-- STORED RECORDS start --
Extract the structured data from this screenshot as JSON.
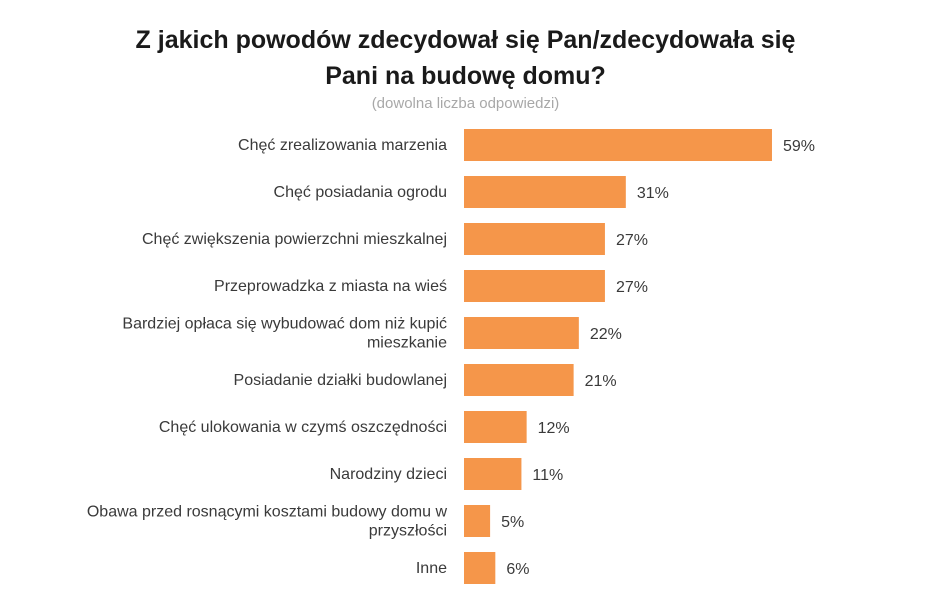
{
  "chart_data": {
    "type": "bar",
    "orientation": "horizontal",
    "title_lines": [
      "Z jakich powodów zdecydował się Pan/zdecydowała się",
      "Pani na budowę domu?"
    ],
    "subtitle": "(dowolna liczba odpowiedzi)",
    "categories": [
      [
        "Chęć zrealizowania marzenia"
      ],
      [
        "Chęć posiadania ogrodu"
      ],
      [
        "Chęć zwiększenia powierzchni mieszkalnej"
      ],
      [
        "Przeprowadzka z miasta na wieś"
      ],
      [
        "Bardziej opłaca się wybudować dom niż kupić",
        "mieszkanie"
      ],
      [
        "Posiadanie działki budowlanej"
      ],
      [
        "Chęć ulokowania w czymś oszczędności"
      ],
      [
        "Narodziny dzieci"
      ],
      [
        "Obawa przed rosnącymi kosztami budowy domu w",
        "przyszłości"
      ],
      [
        "Inne"
      ]
    ],
    "values": [
      59,
      31,
      27,
      27,
      22,
      21,
      12,
      11,
      5,
      6
    ],
    "value_labels": [
      "59%",
      "31%",
      "27%",
      "27%",
      "22%",
      "21%",
      "12%",
      "11%",
      "5%",
      "6%"
    ],
    "unit": "%",
    "xlabel": "",
    "ylabel": "",
    "grid": false,
    "legend": "none"
  },
  "colors": {
    "bar": "#F5964A",
    "text": "#3a3a3a",
    "title": "#1a1a1a",
    "subtitle": "#a8a8a8"
  }
}
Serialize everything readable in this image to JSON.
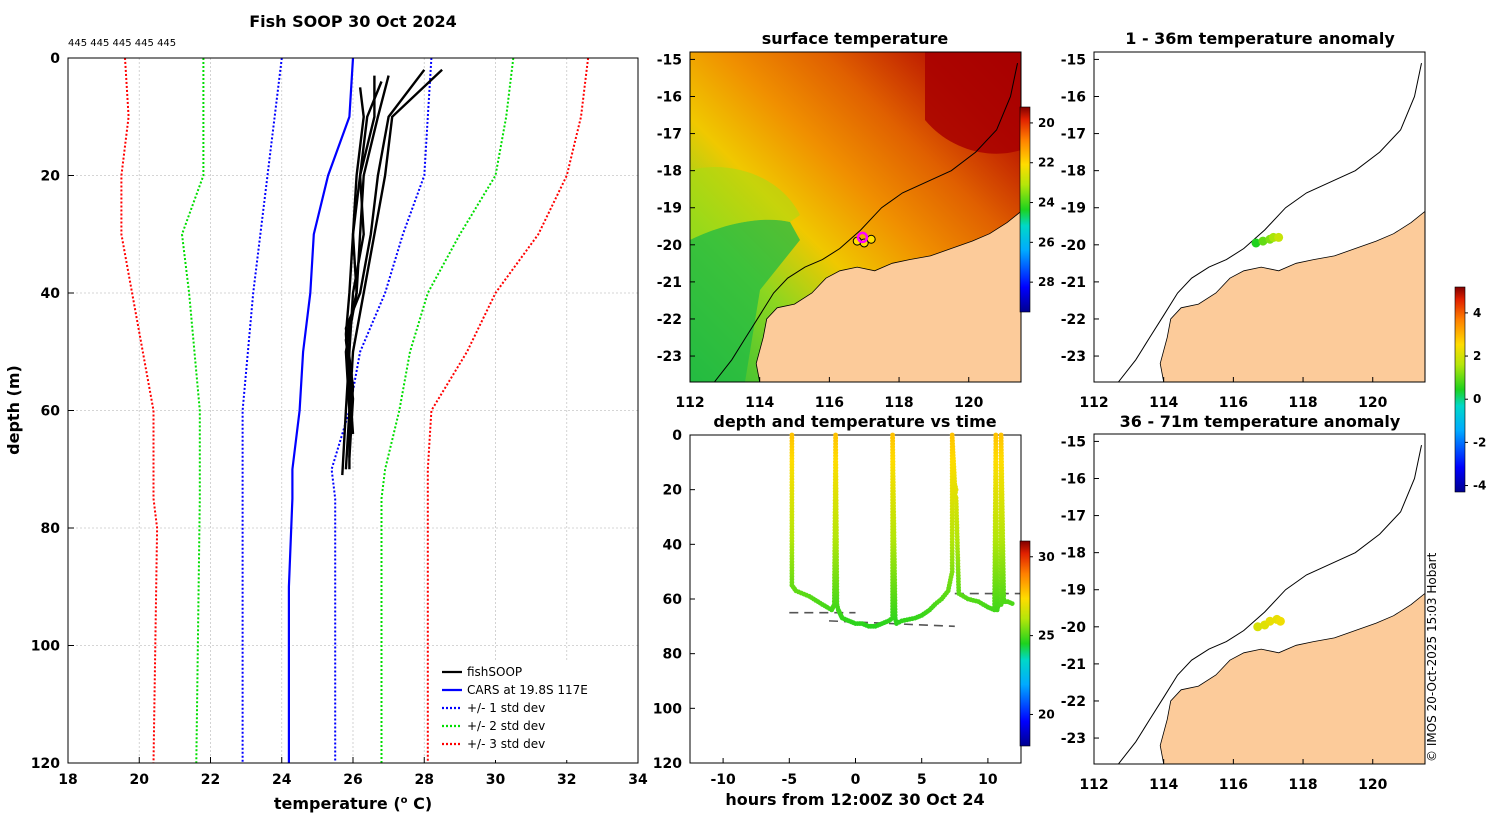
{
  "profile": {
    "title": "Fish SOOP 30 Oct 2024",
    "ids_label": "445 445 445 445 445",
    "xlabel": "temperature (",
    "xlabel_sup": "o",
    "xlabel_end": " C)",
    "ylabel": "depth (m)",
    "x_ticks": [
      "18",
      "20",
      "22",
      "24",
      "26",
      "28",
      "30",
      "32",
      "34"
    ],
    "y_ticks": [
      "0",
      "20",
      "40",
      "60",
      "80",
      "100",
      "120"
    ],
    "legend": [
      {
        "label": "fishSOOP",
        "color": "#000000",
        "style": "solid"
      },
      {
        "label": "CARS at 19.8S 117E",
        "color": "#0000ff",
        "style": "solid"
      },
      {
        "label": "+/- 1 std dev",
        "color": "#0000ff",
        "style": "dotted"
      },
      {
        "label": "+/- 2 std dev",
        "color": "#00dd00",
        "style": "dotted"
      },
      {
        "label": "+/- 3 std dev",
        "color": "#ff0000",
        "style": "dotted"
      }
    ]
  },
  "sst_map": {
    "title": "surface temperature",
    "x_ticks": [
      "112",
      "114",
      "116",
      "118",
      "120"
    ],
    "y_ticks": [
      "-15",
      "-16",
      "-17",
      "-18",
      "-19",
      "-20",
      "-21",
      "-22",
      "-23"
    ],
    "colorbar_ticks": [
      "28",
      "26",
      "24",
      "22",
      "20"
    ]
  },
  "anom_map_1": {
    "title": "1 - 36m temperature anomaly",
    "x_ticks": [
      "112",
      "114",
      "116",
      "118",
      "120"
    ],
    "y_ticks": [
      "-15",
      "-16",
      "-17",
      "-18",
      "-19",
      "-20",
      "-21",
      "-22",
      "-23"
    ]
  },
  "anom_map_2": {
    "title": "36 - 71m temperature anomaly",
    "x_ticks": [
      "112",
      "114",
      "116",
      "118",
      "120"
    ],
    "y_ticks": [
      "-15",
      "-16",
      "-17",
      "-18",
      "-19",
      "-20",
      "-21",
      "-22",
      "-23"
    ]
  },
  "anom_colorbar_ticks": [
    "4",
    "2",
    "0",
    "-2",
    "-4"
  ],
  "timeseries": {
    "title": "depth and temperature vs time",
    "xlabel": "hours from 12:00Z 30 Oct 24",
    "x_ticks": [
      "-10",
      "-5",
      "0",
      "5",
      "10"
    ],
    "y_ticks": [
      "0",
      "20",
      "40",
      "60",
      "80",
      "100",
      "120"
    ],
    "colorbar_ticks": [
      "30",
      "25",
      "20"
    ]
  },
  "credit": "© IMOS 20-Oct-2025 15:03 Hobart",
  "colors": {
    "land": "#fccb9a",
    "fish": "#000000",
    "cars": "#0000ff",
    "sd1": "#0000ff",
    "sd2": "#00dd00",
    "sd3": "#ff0000"
  },
  "chart_data": [
    {
      "type": "line",
      "title": "Fish SOOP 30 Oct 2024",
      "xlabel": "temperature (o C)",
      "ylabel": "depth (m)",
      "xlim": [
        18,
        34
      ],
      "ylim": [
        0,
        120
      ],
      "y_reversed": true,
      "series": [
        {
          "name": "CARS at 19.8S 117E",
          "depth": [
            0,
            10,
            20,
            30,
            40,
            50,
            60,
            70,
            75,
            90,
            120
          ],
          "temp": [
            26.0,
            25.9,
            25.3,
            24.9,
            24.8,
            24.6,
            24.5,
            24.3,
            24.3,
            24.2,
            24.2
          ]
        },
        {
          "name": "+/- 1 std dev (low)",
          "depth": [
            0,
            20,
            40,
            60,
            75,
            120
          ],
          "temp": [
            24.0,
            23.6,
            23.2,
            22.9,
            22.9,
            22.9
          ]
        },
        {
          "name": "+/- 1 std dev (high)",
          "depth": [
            0,
            10,
            20,
            30,
            40,
            50,
            60,
            70,
            75,
            90,
            120
          ],
          "temp": [
            28.2,
            28.1,
            28.0,
            27.4,
            26.9,
            26.2,
            25.9,
            25.4,
            25.5,
            25.5,
            25.5
          ]
        },
        {
          "name": "+/- 2 std dev (low)",
          "depth": [
            0,
            20,
            30,
            40,
            60,
            75,
            120
          ],
          "temp": [
            21.8,
            21.8,
            21.2,
            21.4,
            21.7,
            21.7,
            21.6
          ]
        },
        {
          "name": "+/- 2 std dev (high)",
          "depth": [
            0,
            10,
            20,
            30,
            40,
            50,
            60,
            70,
            75,
            120
          ],
          "temp": [
            30.5,
            30.3,
            30.0,
            29.0,
            28.1,
            27.6,
            27.3,
            26.9,
            26.8,
            26.8
          ]
        },
        {
          "name": "+/- 3 std dev (low)",
          "depth": [
            0,
            10,
            20,
            30,
            40,
            50,
            60,
            75,
            80,
            120
          ],
          "temp": [
            19.6,
            19.7,
            19.5,
            19.5,
            19.8,
            20.1,
            20.4,
            20.4,
            20.5,
            20.4
          ]
        },
        {
          "name": "+/- 3 std dev (high)",
          "depth": [
            0,
            10,
            20,
            30,
            40,
            50,
            60,
            70,
            75,
            120
          ],
          "temp": [
            32.6,
            32.4,
            32.0,
            31.2,
            30.0,
            29.2,
            28.2,
            28.1,
            28.1,
            28.1
          ]
        },
        {
          "name": "fishSOOP cast 1",
          "depth": [
            2,
            10,
            20,
            30,
            40,
            50,
            60,
            70
          ],
          "temp": [
            28.5,
            27.1,
            26.9,
            26.6,
            26.3,
            26.0,
            25.9,
            25.8
          ]
        },
        {
          "name": "fishSOOP cast 2",
          "depth": [
            2,
            10,
            20,
            30,
            40,
            46,
            56,
            65
          ],
          "temp": [
            28.0,
            27.0,
            26.7,
            26.5,
            26.2,
            25.8,
            26.0,
            25.9
          ]
        },
        {
          "name": "fishSOOP cast 3",
          "depth": [
            3,
            10,
            20,
            30,
            40,
            48,
            58,
            68
          ],
          "temp": [
            27.0,
            26.7,
            26.3,
            26.2,
            26.1,
            25.8,
            26.0,
            25.9
          ]
        },
        {
          "name": "fishSOOP cast 4",
          "depth": [
            3,
            10,
            20,
            30,
            40,
            50,
            60,
            71
          ],
          "temp": [
            26.6,
            26.6,
            26.2,
            26.3,
            26.0,
            25.9,
            25.8,
            25.7
          ]
        },
        {
          "name": "fishSOOP cast 5",
          "depth": [
            4,
            10,
            20,
            30,
            40,
            47,
            55,
            64
          ],
          "temp": [
            26.8,
            26.4,
            26.2,
            26.0,
            25.9,
            25.8,
            25.9,
            26.0
          ]
        },
        {
          "name": "fishSOOP cast 6",
          "depth": [
            5,
            10,
            20,
            30,
            40,
            50,
            60,
            70
          ],
          "temp": [
            26.2,
            26.3,
            26.1,
            26.0,
            26.1,
            25.8,
            25.9,
            25.9
          ]
        }
      ]
    },
    {
      "type": "scatter",
      "title": "depth and temperature vs time",
      "xlabel": "hours from 12:00Z 30 Oct 24",
      "ylabel": "depth (m)",
      "xlim": [
        -12.5,
        12.5
      ],
      "ylim": [
        0,
        120
      ],
      "y_reversed": true,
      "color_range": [
        18,
        31
      ],
      "track": {
        "time": [
          -4.8,
          -4.8,
          -4.5,
          -3.5,
          -2.5,
          -1.8,
          -1.6,
          -1.5,
          -1.4,
          -1.3,
          -1.2,
          -1.1,
          -1.0,
          -0.5,
          0,
          0.5,
          1.0,
          1.5,
          2.0,
          2.5,
          2.8,
          2.8,
          3.0,
          3.1,
          3.5,
          4.5,
          5.0,
          5.6,
          6.0,
          6.5,
          7.0,
          7.3,
          7.3,
          7.5,
          7.6,
          7.5,
          7.6,
          7.8,
          8.5,
          9.3,
          10.0,
          10.5,
          10.6,
          10.7,
          10.8,
          11.0,
          11.0,
          11.2,
          11.5,
          12.0
        ],
        "depth": [
          0,
          55,
          57,
          59,
          62,
          64,
          62,
          0,
          62,
          64,
          65,
          66,
          67,
          68,
          69,
          69,
          70,
          70,
          69,
          68,
          67,
          0,
          67,
          69,
          68,
          67,
          66,
          64,
          62,
          60,
          57,
          50,
          0,
          18,
          20,
          22,
          23,
          58,
          60,
          61,
          63,
          64,
          0,
          64,
          62,
          62,
          0,
          61,
          61,
          62
        ]
      },
      "bottom_dashes": [
        {
          "x": [
            -5,
            0
          ],
          "depth": [
            65,
            65
          ]
        },
        {
          "x": [
            -2,
            7.5
          ],
          "depth": [
            68,
            70
          ]
        },
        {
          "x": [
            7.5,
            12.5
          ],
          "depth": [
            58,
            58
          ]
        }
      ]
    },
    {
      "type": "scatter",
      "title": "surface temperature",
      "xlim": [
        112,
        121.5
      ],
      "ylim": [
        -23.7,
        -14.8
      ],
      "color_range": [
        19.5,
        29.5
      ],
      "cast_positions": [
        {
          "lon": 116.8,
          "lat": -19.9
        },
        {
          "lon": 117.0,
          "lat": -19.95
        },
        {
          "lon": 117.2,
          "lat": -19.85
        },
        {
          "lon": 116.95,
          "lat": -19.8
        }
      ]
    },
    {
      "type": "scatter",
      "title": "1 - 36m temperature anomaly",
      "xlim": [
        112,
        121.5
      ],
      "ylim": [
        -23.7,
        -14.8
      ],
      "color_range": [
        -4,
        5
      ],
      "points": [
        {
          "lon": 116.65,
          "lat": -19.95,
          "anom": 0.5
        },
        {
          "lon": 116.85,
          "lat": -19.9,
          "anom": 1.0
        },
        {
          "lon": 117.05,
          "lat": -19.85,
          "anom": 1.2
        },
        {
          "lon": 117.15,
          "lat": -19.8,
          "anom": 1.5
        },
        {
          "lon": 117.3,
          "lat": -19.8,
          "anom": 1.8
        }
      ]
    },
    {
      "type": "scatter",
      "title": "36 - 71m temperature anomaly",
      "xlim": [
        112,
        121.5
      ],
      "ylim": [
        -23.7,
        -14.8
      ],
      "color_range": [
        -4,
        5
      ],
      "points": [
        {
          "lon": 116.7,
          "lat": -20.0,
          "anom": 2.0
        },
        {
          "lon": 116.9,
          "lat": -19.95,
          "anom": 2.1
        },
        {
          "lon": 117.05,
          "lat": -19.85,
          "anom": 2.2
        },
        {
          "lon": 117.25,
          "lat": -19.8,
          "anom": 2.2
        },
        {
          "lon": 117.35,
          "lat": -19.85,
          "anom": 2.3
        }
      ]
    }
  ]
}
-- STORED RECORDS end --
_STATED PROBLEM_: Extract each line holding the word "hours" from the records.

_OUTPUT BELOW_:
    "xlabel": "hours from 12:00Z 30 Oct 24",
      "xlabel": "hours from 12:00Z 30 Oct 24",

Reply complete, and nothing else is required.